Identify the lines containing the word "this". Copy each one.

──────────

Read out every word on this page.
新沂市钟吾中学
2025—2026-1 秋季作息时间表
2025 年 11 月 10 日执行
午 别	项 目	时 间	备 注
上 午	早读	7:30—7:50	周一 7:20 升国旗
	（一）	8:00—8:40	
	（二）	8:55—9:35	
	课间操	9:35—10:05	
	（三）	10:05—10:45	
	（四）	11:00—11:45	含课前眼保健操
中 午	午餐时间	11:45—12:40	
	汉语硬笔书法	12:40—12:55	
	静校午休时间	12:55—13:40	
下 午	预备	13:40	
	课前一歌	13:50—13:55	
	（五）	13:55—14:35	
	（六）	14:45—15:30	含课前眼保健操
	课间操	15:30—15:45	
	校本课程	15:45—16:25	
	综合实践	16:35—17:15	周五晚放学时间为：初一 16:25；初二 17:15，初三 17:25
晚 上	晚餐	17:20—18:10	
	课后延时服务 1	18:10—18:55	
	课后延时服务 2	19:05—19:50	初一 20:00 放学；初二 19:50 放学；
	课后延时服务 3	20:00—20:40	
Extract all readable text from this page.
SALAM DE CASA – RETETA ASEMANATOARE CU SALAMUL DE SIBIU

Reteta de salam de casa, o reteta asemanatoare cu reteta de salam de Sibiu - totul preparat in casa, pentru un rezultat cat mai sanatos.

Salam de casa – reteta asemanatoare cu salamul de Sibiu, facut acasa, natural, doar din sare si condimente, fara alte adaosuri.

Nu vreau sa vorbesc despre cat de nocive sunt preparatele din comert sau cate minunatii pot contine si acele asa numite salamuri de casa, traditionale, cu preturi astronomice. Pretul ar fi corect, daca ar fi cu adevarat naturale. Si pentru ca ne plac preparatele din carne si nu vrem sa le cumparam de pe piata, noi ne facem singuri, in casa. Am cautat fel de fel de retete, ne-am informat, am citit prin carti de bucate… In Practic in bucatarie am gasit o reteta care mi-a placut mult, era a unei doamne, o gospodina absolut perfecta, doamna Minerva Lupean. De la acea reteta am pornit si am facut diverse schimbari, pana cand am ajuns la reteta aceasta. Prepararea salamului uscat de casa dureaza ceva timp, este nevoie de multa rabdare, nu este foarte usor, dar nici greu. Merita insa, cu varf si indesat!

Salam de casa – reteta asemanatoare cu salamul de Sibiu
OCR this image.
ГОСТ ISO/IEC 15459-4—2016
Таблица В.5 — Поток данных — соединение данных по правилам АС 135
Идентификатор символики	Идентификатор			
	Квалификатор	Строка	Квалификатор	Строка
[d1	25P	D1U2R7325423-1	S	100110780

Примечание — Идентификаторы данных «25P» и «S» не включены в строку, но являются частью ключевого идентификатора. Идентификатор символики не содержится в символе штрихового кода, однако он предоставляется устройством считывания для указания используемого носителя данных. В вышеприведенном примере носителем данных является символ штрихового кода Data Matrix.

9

──────────

Solved problem:
Read out every word on this page.
Extract all readable text from this page.
OCR this image.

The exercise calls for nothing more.